■ **SOURCE DOCUMENT**
****

% Generated by roxygen2: do not edit by hand
% Please edit documentation in R/filter_itch.R
\name{filter_itch}
\alias{filter_itch}
\title{Filters an ITCH file to another ITCH file}
\usage{
filter_itch(
  infile,
  outfile,
  filter_msg_class = NA_character_,
  filter_msg_type = NA_character_,
  filter_stock_locate = NA_integer_,
  min_timestamp = bit64::as.integer64(NA),
  max_timestamp = bit64::as.integer64(NA),
  filter_stock = NA_character_,
  stock_directory = NA,
  skip = 0,
  n_max = -1,
  append = FALSE,
  overwrite = FALSE,
  gz = FALSE,
  buffer_size = -1,
  quiet = FALSE,
  force_gunzip = FALSE,
  force_cleanup = FALSE
)
}
\arguments{
\item{infile}{the input file where the messages are taken from, can be a
gz-archive or a plain ITCH file.}

\item{outfile}{the output file where the filtered messages are written to.
Note that the date and exchange information from the \code{infile} are used,
see also \code{\link[=add_meta_to_filename]{add_meta_to_filename()}} for further information.}

\item{filter_msg_class}{a vector of classes to load, can be "orders", "trades",
"modifications", ... see also \code{\link[=get_msg_classes]{get_msg_classes()}}.
Default value is to take all message classes.}

\item{filter_msg_type}{a character vector, specifying a filter for message types.
Note that this can be used to only return 'A' orders for instance.}

\item{filter_stock_locate}{an integer vector, specifying a filter for locate codes.
The locate codes can be looked up by calling \code{\link[=read_stock_directory]{read_stock_directory()}}
or by downloading from NASDAQ by using \code{\link[=download_stock_directory]{download_stock_directory()}}.
Note that some message types (e.g., system events, MWCB, and IPO) do not use
a locate code.}

\item{min_timestamp}{an 64 bit integer vector (see also \code{\link[bit64:as.integer64.character]{bit64::as.integer64()}})
of minimum timestamp (inclusive).
Note: min and max timestamp must be supplied with the same length or left empty.}

\item{max_timestamp}{an 64 bit integer vector (see also \code{\link[bit64:as.integer64.character]{bit64::as.integer64()}})
of maxium timestamp (inclusive).

****

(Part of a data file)
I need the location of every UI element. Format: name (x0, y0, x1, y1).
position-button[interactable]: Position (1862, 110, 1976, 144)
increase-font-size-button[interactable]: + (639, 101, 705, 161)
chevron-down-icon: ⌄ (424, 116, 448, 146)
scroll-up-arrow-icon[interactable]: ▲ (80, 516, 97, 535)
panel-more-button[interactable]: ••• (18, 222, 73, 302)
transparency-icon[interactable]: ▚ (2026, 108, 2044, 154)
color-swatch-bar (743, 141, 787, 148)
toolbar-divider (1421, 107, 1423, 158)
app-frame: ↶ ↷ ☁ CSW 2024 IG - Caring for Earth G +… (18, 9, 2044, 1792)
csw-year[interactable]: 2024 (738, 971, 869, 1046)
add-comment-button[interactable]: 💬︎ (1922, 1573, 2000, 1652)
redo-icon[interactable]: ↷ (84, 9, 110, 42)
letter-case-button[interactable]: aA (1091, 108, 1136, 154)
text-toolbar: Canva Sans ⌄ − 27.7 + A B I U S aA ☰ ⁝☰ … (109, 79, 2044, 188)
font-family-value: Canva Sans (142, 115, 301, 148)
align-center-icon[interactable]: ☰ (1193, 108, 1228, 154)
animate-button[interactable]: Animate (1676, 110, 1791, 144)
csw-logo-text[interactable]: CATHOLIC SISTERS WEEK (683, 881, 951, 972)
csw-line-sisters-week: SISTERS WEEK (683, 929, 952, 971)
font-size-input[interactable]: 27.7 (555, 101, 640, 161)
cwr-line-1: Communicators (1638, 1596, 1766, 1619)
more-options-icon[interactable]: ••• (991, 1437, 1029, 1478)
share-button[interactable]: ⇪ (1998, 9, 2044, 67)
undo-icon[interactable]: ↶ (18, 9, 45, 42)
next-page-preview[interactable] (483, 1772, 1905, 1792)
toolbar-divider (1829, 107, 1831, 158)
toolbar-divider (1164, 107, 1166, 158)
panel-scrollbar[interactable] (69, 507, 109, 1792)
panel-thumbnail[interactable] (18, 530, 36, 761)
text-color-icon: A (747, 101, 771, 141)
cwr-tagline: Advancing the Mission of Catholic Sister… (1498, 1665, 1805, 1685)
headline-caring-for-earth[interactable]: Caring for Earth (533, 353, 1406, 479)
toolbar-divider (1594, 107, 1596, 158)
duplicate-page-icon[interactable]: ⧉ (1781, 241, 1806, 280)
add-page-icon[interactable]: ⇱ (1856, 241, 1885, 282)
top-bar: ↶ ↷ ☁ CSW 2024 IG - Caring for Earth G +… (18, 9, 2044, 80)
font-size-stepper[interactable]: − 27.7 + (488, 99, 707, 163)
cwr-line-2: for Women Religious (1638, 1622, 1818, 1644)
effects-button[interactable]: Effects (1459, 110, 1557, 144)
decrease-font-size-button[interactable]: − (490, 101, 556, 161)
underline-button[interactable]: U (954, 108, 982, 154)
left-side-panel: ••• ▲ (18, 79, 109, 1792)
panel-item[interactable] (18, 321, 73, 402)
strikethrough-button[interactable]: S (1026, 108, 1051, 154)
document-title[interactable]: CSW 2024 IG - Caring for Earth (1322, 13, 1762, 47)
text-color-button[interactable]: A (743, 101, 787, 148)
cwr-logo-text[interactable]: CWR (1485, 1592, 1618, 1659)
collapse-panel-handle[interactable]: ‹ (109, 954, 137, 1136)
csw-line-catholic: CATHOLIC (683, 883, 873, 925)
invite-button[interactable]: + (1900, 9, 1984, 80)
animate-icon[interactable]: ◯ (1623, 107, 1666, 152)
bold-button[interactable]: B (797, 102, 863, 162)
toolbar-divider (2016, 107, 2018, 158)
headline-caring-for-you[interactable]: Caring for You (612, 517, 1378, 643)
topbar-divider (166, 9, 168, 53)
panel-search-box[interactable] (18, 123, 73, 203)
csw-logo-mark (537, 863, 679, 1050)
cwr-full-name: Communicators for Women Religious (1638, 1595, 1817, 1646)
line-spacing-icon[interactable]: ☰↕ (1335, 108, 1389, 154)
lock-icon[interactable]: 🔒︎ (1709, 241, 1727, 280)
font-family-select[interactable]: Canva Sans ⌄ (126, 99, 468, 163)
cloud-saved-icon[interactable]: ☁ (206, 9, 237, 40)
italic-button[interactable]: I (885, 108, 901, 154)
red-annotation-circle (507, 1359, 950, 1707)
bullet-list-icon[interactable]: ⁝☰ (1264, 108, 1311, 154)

****

According to the filter_itch documentation, what kinds of file can the infile argument be?

A gz-archive or a plain ITCH file.